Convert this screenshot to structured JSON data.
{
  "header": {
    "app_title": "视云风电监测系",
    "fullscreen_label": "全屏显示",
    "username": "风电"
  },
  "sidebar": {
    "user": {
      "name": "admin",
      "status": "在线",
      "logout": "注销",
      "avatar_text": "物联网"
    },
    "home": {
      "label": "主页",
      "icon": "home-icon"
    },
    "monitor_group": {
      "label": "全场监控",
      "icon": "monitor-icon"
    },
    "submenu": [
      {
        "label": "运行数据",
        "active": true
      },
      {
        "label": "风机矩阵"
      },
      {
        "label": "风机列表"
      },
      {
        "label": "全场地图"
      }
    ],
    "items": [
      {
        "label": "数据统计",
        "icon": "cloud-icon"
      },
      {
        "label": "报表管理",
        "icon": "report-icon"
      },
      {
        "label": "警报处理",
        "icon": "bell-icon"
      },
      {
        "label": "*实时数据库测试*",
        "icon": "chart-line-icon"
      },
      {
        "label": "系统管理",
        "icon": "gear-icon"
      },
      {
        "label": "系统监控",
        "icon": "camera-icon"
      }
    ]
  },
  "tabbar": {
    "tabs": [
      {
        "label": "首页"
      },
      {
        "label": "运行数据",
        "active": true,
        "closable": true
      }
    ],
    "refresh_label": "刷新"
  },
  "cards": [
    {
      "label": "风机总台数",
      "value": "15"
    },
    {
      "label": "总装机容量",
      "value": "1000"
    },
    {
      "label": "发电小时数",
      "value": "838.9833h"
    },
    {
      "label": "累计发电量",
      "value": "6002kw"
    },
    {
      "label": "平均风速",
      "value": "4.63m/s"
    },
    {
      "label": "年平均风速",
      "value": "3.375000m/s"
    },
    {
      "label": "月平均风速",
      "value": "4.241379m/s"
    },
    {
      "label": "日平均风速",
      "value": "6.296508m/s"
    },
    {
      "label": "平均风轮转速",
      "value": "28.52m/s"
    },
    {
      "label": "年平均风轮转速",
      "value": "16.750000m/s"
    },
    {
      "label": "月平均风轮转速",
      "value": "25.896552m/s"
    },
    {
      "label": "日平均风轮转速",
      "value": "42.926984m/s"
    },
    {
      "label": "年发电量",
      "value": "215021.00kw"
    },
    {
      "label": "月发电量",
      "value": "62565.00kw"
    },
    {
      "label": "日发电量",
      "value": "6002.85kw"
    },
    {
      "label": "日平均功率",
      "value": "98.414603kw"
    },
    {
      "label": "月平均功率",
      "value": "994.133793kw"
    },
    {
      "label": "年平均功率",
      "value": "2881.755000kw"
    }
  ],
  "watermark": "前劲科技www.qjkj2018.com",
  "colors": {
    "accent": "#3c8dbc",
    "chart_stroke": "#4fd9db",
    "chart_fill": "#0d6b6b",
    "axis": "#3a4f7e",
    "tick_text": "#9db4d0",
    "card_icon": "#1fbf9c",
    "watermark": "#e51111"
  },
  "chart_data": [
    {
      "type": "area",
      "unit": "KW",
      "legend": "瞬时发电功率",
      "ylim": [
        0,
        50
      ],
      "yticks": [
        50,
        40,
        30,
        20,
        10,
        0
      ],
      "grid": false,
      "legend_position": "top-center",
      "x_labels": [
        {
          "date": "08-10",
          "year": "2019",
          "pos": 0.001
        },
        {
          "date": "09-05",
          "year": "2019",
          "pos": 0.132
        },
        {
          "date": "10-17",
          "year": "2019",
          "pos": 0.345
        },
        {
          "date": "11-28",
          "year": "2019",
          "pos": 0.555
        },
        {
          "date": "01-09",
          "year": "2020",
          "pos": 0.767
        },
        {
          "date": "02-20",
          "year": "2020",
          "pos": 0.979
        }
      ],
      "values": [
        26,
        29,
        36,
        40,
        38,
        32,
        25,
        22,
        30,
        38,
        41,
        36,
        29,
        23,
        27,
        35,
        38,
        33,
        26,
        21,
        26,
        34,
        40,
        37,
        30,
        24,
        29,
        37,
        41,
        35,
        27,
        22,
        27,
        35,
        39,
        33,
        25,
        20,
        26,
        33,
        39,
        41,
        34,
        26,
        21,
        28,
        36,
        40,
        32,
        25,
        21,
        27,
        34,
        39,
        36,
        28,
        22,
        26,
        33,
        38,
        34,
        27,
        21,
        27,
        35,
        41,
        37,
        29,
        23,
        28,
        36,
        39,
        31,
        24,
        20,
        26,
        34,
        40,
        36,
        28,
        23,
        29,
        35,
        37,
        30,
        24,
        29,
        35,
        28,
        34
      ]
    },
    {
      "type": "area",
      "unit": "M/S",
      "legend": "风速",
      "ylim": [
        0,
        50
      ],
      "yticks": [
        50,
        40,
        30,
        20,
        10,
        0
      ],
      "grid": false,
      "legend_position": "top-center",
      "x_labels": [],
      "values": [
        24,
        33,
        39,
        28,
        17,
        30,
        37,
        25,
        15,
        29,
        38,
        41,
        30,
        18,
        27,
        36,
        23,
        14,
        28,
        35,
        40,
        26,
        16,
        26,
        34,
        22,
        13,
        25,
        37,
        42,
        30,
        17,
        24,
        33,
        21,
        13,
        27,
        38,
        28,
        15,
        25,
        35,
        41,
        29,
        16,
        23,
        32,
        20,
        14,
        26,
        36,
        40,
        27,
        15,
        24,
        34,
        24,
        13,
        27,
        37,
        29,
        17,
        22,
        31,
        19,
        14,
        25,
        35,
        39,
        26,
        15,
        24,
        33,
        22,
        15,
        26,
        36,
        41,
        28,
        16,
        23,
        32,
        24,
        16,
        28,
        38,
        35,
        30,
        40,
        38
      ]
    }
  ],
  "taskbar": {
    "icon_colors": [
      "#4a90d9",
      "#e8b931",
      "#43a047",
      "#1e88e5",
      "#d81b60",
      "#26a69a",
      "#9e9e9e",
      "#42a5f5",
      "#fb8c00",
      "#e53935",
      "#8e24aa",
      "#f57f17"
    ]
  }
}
================
→ Task objective
Word for word, restate all of the data shown above.

→ Result of the exercise
Convert this screenshot to structured JSON data.
{
  "header": {
    "app_title": "视云风电监测系",
    "fullscreen_label": "全屏显示",
    "username": "风电"
  },
  "sidebar": {
    "user": {
      "name": "admin",
      "status": "在线",
      "logout": "注销",
      "avatar_text": "物联网"
    },
    "home": {
      "label": "主页",
      "icon": "home-icon"
    },
    "monitor_group": {
      "label": "全场监控",
      "icon": "monitor-icon"
    },
    "submenu": [
      {
        "label": "运行数据",
        "active": true
      },
      {
        "label": "风机矩阵"
      },
      {
        "label": "风机列表"
      },
      {
        "label": "全场地图"
      }
    ],
    "items": [
      {
        "label": "数据统计",
        "icon": "cloud-icon"
      },
      {
        "label": "报表管理",
        "icon": "report-icon"
      },
      {
        "label": "警报处理",
        "icon": "bell-icon"
      },
      {
        "label": "*实时数据库测试*",
        "icon": "chart-line-icon"
      },
      {
        "label": "系统管理",
        "icon": "gear-icon"
      },
      {
        "label": "系统监控",
        "icon": "camera-icon"
      }
    ]
  },
  "tabbar": {
    "tabs": [
      {
        "label": "首页"
      },
      {
        "label": "运行数据",
        "active": true,
        "closable": true
      }
    ],
    "refresh_label": "刷新"
  },
  "cards": [
    {
      "label": "风机总台数",
      "value": "15"
    },
    {
      "label": "总装机容量",
      "value": "1000"
    },
    {
      "label": "发电小时数",
      "value": "838.9833h"
    },
    {
      "label": "累计发电量",
      "value": "6002kw"
    },
    {
      "label": "平均风速",
      "value": "4.63m/s"
    },
    {
      "label": "年平均风速",
      "value": "3.375000m/s"
    },
    {
      "label": "月平均风速",
      "value": "4.241379m/s"
    },
    {
      "label": "日平均风速",
      "value": "6.296508m/s"
    },
    {
      "label": "平均风轮转速",
      "value": "28.52m/s"
    },
    {
      "label": "年平均风轮转速",
      "value": "16.750000m/s"
    },
    {
      "label": "月平均风轮转速",
      "value": "25.896552m/s"
    },
    {
      "label": "日平均风轮转速",
      "value": "42.926984m/s"
    },
    {
      "label": "年发电量",
      "value": "215021.00kw"
    },
    {
      "label": "月发电量",
      "value": "62565.00kw"
    },
    {
      "label": "日发电量",
      "value": "6002.85kw"
    },
    {
      "label": "日平均功率",
      "value": "98.414603kw"
    },
    {
      "label": "月平均功率",
      "value": "994.133793kw"
    },
    {
      "label": "年平均功率",
      "value": "2881.755000kw"
    }
  ],
  "watermark": "前劲科技www.qjkj2018.com",
  "colors": {
    "accent": "#3c8dbc",
    "chart_stroke": "#4fd9db",
    "chart_fill": "#0d6b6b",
    "axis": "#3a4f7e",
    "tick_text": "#9db4d0",
    "card_icon": "#1fbf9c",
    "watermark": "#e51111"
  },
  "chart_data": [
    {
      "type": "area",
      "unit": "KW",
      "legend": "瞬时发电功率",
      "ylim": [
        0,
        50
      ],
      "yticks": [
        50,
        40,
        30,
        20,
        10,
        0
      ],
      "grid": false,
      "legend_position": "top-center",
      "x_labels": [
        {
          "date": "08-10",
          "year": "2019",
          "pos": 0.001
        },
        {
          "date": "09-05",
          "year": "2019",
          "pos": 0.132
        },
        {
          "date": "10-17",
          "year": "2019",
          "pos": 0.345
        },
        {
          "date": "11-28",
          "year": "2019",
          "pos": 0.555
        },
        {
          "date": "01-09",
          "year": "2020",
          "pos": 0.767
        },
        {
          "date": "02-20",
          "year": "2020",
          "pos": 0.979
        }
      ],
      "values": [
        26,
        29,
        36,
        40,
        38,
        32,
        25,
        22,
        30,
        38,
        41,
        36,
        29,
        23,
        27,
        35,
        38,
        33,
        26,
        21,
        26,
        34,
        40,
        37,
        30,
        24,
        29,
        37,
        41,
        35,
        27,
        22,
        27,
        35,
        39,
        33,
        25,
        20,
        26,
        33,
        39,
        41,
        34,
        26,
        21,
        28,
        36,
        40,
        32,
        25,
        21,
        27,
        34,
        39,
        36,
        28,
        22,
        26,
        33,
        38,
        34,
        27,
        21,
        27,
        35,
        41,
        37,
        29,
        23,
        28,
        36,
        39,
        31,
        24,
        20,
        26,
        34,
        40,
        36,
        28,
        23,
        29,
        35,
        37,
        30,
        24,
        29,
        35,
        28,
        34
      ]
    },
    {
      "type": "area",
      "unit": "M/S",
      "legend": "风速",
      "ylim": [
        0,
        50
      ],
      "yticks": [
        50,
        40,
        30,
        20,
        10,
        0
      ],
      "grid": false,
      "legend_position": "top-center",
      "x_labels": [],
      "values": [
        24,
        33,
        39,
        28,
        17,
        30,
        37,
        25,
        15,
        29,
        38,
        41,
        30,
        18,
        27,
        36,
        23,
        14,
        28,
        35,
        40,
        26,
        16,
        26,
        34,
        22,
        13,
        25,
        37,
        42,
        30,
        17,
        24,
        33,
        21,
        13,
        27,
        38,
        28,
        15,
        25,
        35,
        41,
        29,
        16,
        23,
        32,
        20,
        14,
        26,
        36,
        40,
        27,
        15,
        24,
        34,
        24,
        13,
        27,
        37,
        29,
        17,
        22,
        31,
        19,
        14,
        25,
        35,
        39,
        26,
        15,
        24,
        33,
        22,
        15,
        26,
        36,
        41,
        28,
        16,
        23,
        32,
        24,
        16,
        28,
        38,
        35,
        30,
        40,
        38
      ]
    }
  ],
  "taskbar": {
    "icon_colors": [
      "#4a90d9",
      "#e8b931",
      "#43a047",
      "#1e88e5",
      "#d81b60",
      "#26a69a",
      "#9e9e9e",
      "#42a5f5",
      "#fb8c00",
      "#e53935",
      "#8e24aa",
      "#f57f17"
    ]
  }
}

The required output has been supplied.